Reproduce each item below word for word, but leave out the pictures.

********************

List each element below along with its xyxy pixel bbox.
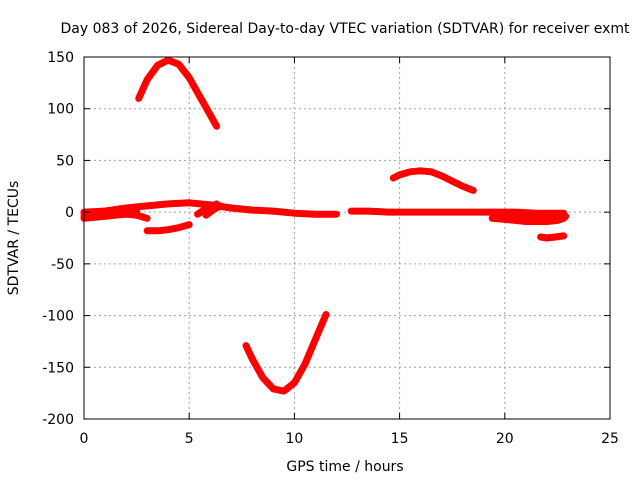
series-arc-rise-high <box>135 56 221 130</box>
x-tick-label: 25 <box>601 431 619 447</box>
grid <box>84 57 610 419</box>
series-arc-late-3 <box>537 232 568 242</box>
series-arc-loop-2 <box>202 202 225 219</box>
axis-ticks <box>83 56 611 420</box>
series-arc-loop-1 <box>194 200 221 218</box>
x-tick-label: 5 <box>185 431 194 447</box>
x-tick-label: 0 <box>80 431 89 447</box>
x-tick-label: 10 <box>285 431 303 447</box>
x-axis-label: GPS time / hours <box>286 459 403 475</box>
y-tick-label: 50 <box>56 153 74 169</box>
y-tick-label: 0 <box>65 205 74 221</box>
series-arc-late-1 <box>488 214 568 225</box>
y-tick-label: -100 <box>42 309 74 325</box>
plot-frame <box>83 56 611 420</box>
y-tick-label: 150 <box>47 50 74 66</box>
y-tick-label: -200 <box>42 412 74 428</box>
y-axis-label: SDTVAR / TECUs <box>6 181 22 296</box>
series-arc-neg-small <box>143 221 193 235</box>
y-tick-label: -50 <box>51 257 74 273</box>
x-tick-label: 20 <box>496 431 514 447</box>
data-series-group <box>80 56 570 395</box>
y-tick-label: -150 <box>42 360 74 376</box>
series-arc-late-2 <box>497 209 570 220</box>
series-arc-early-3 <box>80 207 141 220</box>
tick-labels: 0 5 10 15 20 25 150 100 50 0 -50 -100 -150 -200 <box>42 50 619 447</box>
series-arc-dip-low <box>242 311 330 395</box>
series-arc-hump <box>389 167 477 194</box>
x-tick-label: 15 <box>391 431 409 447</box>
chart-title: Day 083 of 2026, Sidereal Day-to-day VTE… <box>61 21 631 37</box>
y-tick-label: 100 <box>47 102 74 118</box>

********************

■ Final result ■
List each element below along with its xyxy pixel bbox.
series-arc-rise-high <box>135 56 221 130</box>
x-tick-label: 25 <box>601 431 619 447</box>
grid <box>84 57 610 419</box>
series-arc-late-3 <box>537 232 568 242</box>
series-arc-loop-2 <box>202 202 225 219</box>
axis-ticks <box>83 56 611 420</box>
series-arc-loop-1 <box>194 200 221 218</box>
x-tick-label: 5 <box>185 431 194 447</box>
x-tick-label: 0 <box>80 431 89 447</box>
x-tick-label: 10 <box>285 431 303 447</box>
x-axis-label: GPS time / hours <box>286 459 403 475</box>
y-tick-label: 50 <box>56 153 74 169</box>
y-tick-label: 0 <box>65 205 74 221</box>
series-arc-late-1 <box>488 214 568 225</box>
y-tick-label: -100 <box>42 309 74 325</box>
plot-frame <box>83 56 611 420</box>
y-tick-label: 150 <box>47 50 74 66</box>
y-tick-label: -200 <box>42 412 74 428</box>
y-axis-label: SDTVAR / TECUs <box>6 181 22 296</box>
series-arc-neg-small <box>143 221 193 235</box>
y-tick-label: -50 <box>51 257 74 273</box>
x-tick-label: 20 <box>496 431 514 447</box>
data-series-group <box>80 56 570 395</box>
y-tick-label: -150 <box>42 360 74 376</box>
series-arc-late-2 <box>497 209 570 220</box>
series-arc-early-3 <box>80 207 141 220</box>
tick-labels: 0 5 10 15 20 25 150 100 50 0 -50 -100 -150 -200 <box>42 50 619 447</box>
series-arc-dip-low <box>242 311 330 395</box>
series-arc-hump <box>389 167 477 194</box>
x-tick-label: 15 <box>391 431 409 447</box>
chart-title: Day 083 of 2026, Sidereal Day-to-day VTE… <box>61 21 631 37</box>
y-tick-label: 100 <box>47 102 74 118</box>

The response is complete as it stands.